→ **What you should do**:
Look through the entries and report how many lines include the word "image". Give the number alone.

→ **Records for this task**:
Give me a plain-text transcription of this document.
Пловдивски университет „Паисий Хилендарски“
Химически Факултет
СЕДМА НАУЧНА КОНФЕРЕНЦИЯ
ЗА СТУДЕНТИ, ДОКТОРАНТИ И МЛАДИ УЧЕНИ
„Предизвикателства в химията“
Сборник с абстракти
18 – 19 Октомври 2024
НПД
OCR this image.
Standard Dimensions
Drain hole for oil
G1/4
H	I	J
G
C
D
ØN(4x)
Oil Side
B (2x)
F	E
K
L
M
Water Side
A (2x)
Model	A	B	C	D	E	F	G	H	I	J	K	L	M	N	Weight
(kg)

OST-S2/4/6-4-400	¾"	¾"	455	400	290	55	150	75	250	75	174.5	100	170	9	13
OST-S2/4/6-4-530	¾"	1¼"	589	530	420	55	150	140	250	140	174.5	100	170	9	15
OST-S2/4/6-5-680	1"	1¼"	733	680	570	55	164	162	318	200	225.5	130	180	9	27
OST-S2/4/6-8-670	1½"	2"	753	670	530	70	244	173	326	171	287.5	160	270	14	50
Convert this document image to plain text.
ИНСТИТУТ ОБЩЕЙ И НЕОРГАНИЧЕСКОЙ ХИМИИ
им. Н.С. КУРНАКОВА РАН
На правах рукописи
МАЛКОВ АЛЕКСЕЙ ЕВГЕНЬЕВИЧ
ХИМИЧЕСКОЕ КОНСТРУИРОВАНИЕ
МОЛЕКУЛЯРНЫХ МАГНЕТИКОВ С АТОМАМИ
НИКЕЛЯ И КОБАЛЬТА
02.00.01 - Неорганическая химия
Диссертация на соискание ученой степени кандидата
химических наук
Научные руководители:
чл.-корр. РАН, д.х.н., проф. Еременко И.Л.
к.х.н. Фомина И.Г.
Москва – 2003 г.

→ **Final answer**:
2